### The task
Can you set down, word for word, the stretch of the TV blog post below starting with "Maybe some other" and going on through "celebrations at Chili's."?

### Passage given

TV and Sympathy readers, I have officially moved! Well, not me, technically - I still live in the same old apartment - but the TV and Sympathy website has a new home at www.tvandsympathy.com.
The new TV&S is more aesthetically pleasing, more organized, and has more room to grow (thanks to my amazing friend Josh -- you RULE!). Go visit the new site, wander around, and let me know what you think. All my old posts are over there, along with brand-spanking-new sorting and searching features like all the cool kids are using these days. In the future, I plan to add more recaps and reviews along with the blog posts and poor-quality MS Paint illustrations you've come to know (and love?).
So go check it out, and shoot me a suggestion about what you think I should recap or review next.
Aptly named, since it disappeared from my must-watch list
If you've checked out my calendar of shows, you might've noticed that I took the opportunity to watch the premiere of Vanished last week. You might also have noticed it no longer appears on the calendar. There's a reason for that. That reason is that Vanished isn't particularly good.
Watching Vanished is like being at a party where the hostess is trying too hard to make sure everyone's having fun. There are a whole bunch of activities planned, all kinds of food, a wide assortment of guests. But no one wants to participate in the activities, no one's hungry, and no one really wants to be there. Sure, everyone showed up, but they're just going through the motions of how they think they should behave in those circumstances. They're all sort of waiting for the night to be over, and not even in a particularly interesting way.
Vanished is that party. The crime seems planned, but none of the characters seems all that driven to investigate it. The chick's disappearance is rife with mystery, but no one's hungry to solve it. They're all too busy sleepwalking through their lives fulfilling expectations. "Oh, I should be doubting someone's motives now? Okay." or "Right, this is when I should be feeling tortured about my checkered past." Everyone's milling around a bit, waiting for the final payoff -- the pinata, the cake, the reappearance of the senator's missing wife.
Maybe some other viewers will stick around till the end of the party, but as for me, I'm heading out to see if there are any good frat parties at Hearst College or disorganized celebrations at Chili's.

### Data provided

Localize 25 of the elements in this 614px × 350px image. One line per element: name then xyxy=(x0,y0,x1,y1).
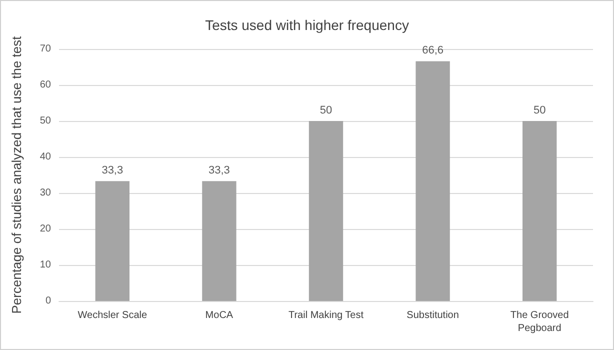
x-tick-label: MoCA xyxy=(205,310,234,321)
data-label: 50 xyxy=(320,104,332,116)
x-tick-label: Wechsler Scale xyxy=(78,310,148,321)
y-tick-label: 50 xyxy=(40,116,52,126)
y-tick-label: 70 xyxy=(40,44,52,54)
chart-title: Tests used with higher frequency xyxy=(205,17,409,33)
data-label: 50 xyxy=(533,104,546,116)
y-tick-label: 30 xyxy=(40,188,52,198)
bar xyxy=(522,121,557,301)
data-label: 33,3 xyxy=(208,164,230,177)
bar xyxy=(308,121,344,301)
bar xyxy=(202,181,236,301)
data-label: 33,3 xyxy=(102,164,124,177)
y-axis-title: Percentage of studies analyzed that use the test xyxy=(9,36,24,314)
bar xyxy=(416,61,450,301)
y-tick-label: 0 xyxy=(45,296,52,306)
y-tick-label: 60 xyxy=(40,80,52,90)
y-tick-label: 40 xyxy=(40,152,52,162)
x-tick-label: The Grooved Pegboard xyxy=(510,310,569,334)
y-tick-label: 20 xyxy=(40,224,52,234)
y-tick-label: 10 xyxy=(40,260,52,270)
x-tick-label: Trail Making Test xyxy=(288,310,364,321)
bar xyxy=(95,181,130,301)
data-label: 66,6 xyxy=(422,44,444,57)
x-tick-label: Substitution xyxy=(406,310,459,321)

### Output for this exercise
Maybe some other viewers will stick around till the end of the party, but as for me, I'm heading out to see if there are any good frat parties at Hearst College or disorganized celebrations at Chili's.